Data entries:
——

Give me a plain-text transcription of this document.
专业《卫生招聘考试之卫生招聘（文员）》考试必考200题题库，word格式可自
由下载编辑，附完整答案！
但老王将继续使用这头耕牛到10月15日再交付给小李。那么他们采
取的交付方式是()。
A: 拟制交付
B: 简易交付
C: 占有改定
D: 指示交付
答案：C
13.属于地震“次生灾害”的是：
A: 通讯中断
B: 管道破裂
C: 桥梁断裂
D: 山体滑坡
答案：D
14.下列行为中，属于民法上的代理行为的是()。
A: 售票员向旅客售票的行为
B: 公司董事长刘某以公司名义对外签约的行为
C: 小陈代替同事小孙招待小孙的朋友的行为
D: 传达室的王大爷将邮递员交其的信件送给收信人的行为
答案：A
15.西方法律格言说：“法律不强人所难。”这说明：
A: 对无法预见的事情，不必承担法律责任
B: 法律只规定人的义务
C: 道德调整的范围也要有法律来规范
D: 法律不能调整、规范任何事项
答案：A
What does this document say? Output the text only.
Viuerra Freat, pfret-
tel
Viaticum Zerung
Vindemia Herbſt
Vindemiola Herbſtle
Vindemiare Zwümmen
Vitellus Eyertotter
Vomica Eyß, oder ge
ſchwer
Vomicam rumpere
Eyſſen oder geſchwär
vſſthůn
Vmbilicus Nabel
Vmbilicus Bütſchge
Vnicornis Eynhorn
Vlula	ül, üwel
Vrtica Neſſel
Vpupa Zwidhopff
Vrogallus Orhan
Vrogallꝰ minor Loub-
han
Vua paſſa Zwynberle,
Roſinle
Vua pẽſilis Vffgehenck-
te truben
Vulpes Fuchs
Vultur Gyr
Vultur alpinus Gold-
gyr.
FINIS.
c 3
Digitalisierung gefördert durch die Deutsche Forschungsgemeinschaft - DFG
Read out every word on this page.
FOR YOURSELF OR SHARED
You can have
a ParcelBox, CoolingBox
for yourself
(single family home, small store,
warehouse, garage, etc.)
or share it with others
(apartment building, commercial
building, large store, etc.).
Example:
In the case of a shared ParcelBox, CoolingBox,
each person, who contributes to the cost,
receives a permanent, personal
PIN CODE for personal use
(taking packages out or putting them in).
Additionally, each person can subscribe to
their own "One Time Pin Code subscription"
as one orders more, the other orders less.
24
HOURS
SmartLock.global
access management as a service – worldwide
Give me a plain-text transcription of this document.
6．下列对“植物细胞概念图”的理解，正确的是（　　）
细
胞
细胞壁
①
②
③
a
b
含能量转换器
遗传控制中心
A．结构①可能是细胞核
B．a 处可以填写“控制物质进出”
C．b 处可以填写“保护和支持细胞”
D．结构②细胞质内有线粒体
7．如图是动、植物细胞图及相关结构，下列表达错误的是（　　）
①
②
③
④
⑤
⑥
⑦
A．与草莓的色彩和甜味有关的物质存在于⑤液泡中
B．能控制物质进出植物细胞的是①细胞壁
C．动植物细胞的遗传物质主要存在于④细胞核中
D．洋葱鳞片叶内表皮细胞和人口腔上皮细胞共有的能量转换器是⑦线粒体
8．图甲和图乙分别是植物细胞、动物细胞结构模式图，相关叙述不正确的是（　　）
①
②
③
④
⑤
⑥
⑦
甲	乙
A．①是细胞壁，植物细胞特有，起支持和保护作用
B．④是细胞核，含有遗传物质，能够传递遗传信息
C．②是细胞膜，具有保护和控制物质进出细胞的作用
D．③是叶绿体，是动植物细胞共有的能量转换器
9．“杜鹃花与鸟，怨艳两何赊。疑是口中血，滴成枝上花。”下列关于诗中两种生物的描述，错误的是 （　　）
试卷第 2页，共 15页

——

■ **TASK**: Reproduce the data shown above exactly.

■ **TASK SOLUTION**:
Give me a plain-text transcription of this document.
专业《卫生招聘考试之卫生招聘（文员）》考试必考200题题库，word格式可自
由下载编辑，附完整答案！
但老王将继续使用这头耕牛到10月15日再交付给小李。那么他们采
取的交付方式是()。
A: 拟制交付
B: 简易交付
C: 占有改定
D: 指示交付
答案：C
13.属于地震“次生灾害”的是：
A: 通讯中断
B: 管道破裂
C: 桥梁断裂
D: 山体滑坡
答案：D
14.下列行为中，属于民法上的代理行为的是()。
A: 售票员向旅客售票的行为
B: 公司董事长刘某以公司名义对外签约的行为
C: 小陈代替同事小孙招待小孙的朋友的行为
D: 传达室的王大爷将邮递员交其的信件送给收信人的行为
答案：A
15.西方法律格言说：“法律不强人所难。”这说明：
A: 对无法预见的事情，不必承担法律责任
B: 法律只规定人的义务
C: 道德调整的范围也要有法律来规范
D: 法律不能调整、规范任何事项
答案：A
What does this document say? Output the text only.
Viuerra Freat, pfret-
tel
Viaticum Zerung
Vindemia Herbſt
Vindemiola Herbſtle
Vindemiare Zwümmen
Vitellus Eyertotter
Vomica Eyß, oder ge
ſchwer
Vomicam rumpere
Eyſſen oder geſchwär
vſſthůn
Vmbilicus Nabel
Vmbilicus Bütſchge
Vnicornis Eynhorn
Vlula	ül, üwel
Vrtica Neſſel
Vpupa Zwidhopff
Vrogallus Orhan
Vrogallꝰ minor Loub-
han
Vua paſſa Zwynberle,
Roſinle
Vua pẽſilis Vffgehenck-
te truben
Vulpes Fuchs
Vultur Gyr
Vultur alpinus Gold-
gyr.
FINIS.
c 3
Digitalisierung gefördert durch die Deutsche Forschungsgemeinschaft - DFG
Read out every word on this page.
FOR YOURSELF OR SHARED
You can have
a ParcelBox, CoolingBox
for yourself
(single family home, small store,
warehouse, garage, etc.)
or share it with others
(apartment building, commercial
building, large store, etc.).
Example:
In the case of a shared ParcelBox, CoolingBox,
each person, who contributes to the cost,
receives a permanent, personal
PIN CODE for personal use
(taking packages out or putting them in).
Additionally, each person can subscribe to
their own "One Time Pin Code subscription"
as one orders more, the other orders less.
24
HOURS
SmartLock.global
access management as a service – worldwide
Give me a plain-text transcription of this document.
6．下列对“植物细胞概念图”的理解，正确的是（　　）
细
胞
细胞壁
①
②
③
a
b
含能量转换器
遗传控制中心
A．结构①可能是细胞核
B．a 处可以填写“控制物质进出”
C．b 处可以填写“保护和支持细胞”
D．结构②细胞质内有线粒体
7．如图是动、植物细胞图及相关结构，下列表达错误的是（　　）
①
②
③
④
⑤
⑥
⑦
A．与草莓的色彩和甜味有关的物质存在于⑤液泡中
B．能控制物质进出植物细胞的是①细胞壁
C．动植物细胞的遗传物质主要存在于④细胞核中
D．洋葱鳞片叶内表皮细胞和人口腔上皮细胞共有的能量转换器是⑦线粒体
8．图甲和图乙分别是植物细胞、动物细胞结构模式图，相关叙述不正确的是（　　）
①
②
③
④
⑤
⑥
⑦
甲	乙
A．①是细胞壁，植物细胞特有，起支持和保护作用
B．④是细胞核，含有遗传物质，能够传递遗传信息
C．②是细胞膜，具有保护和控制物质进出细胞的作用
D．③是叶绿体，是动植物细胞共有的能量转换器
9．“杜鹃花与鸟，怨艳两何赊。疑是口中血，滴成枝上花。”下列关于诗中两种生物的描述，错误的是 （　　）
试卷第 2页，共 15页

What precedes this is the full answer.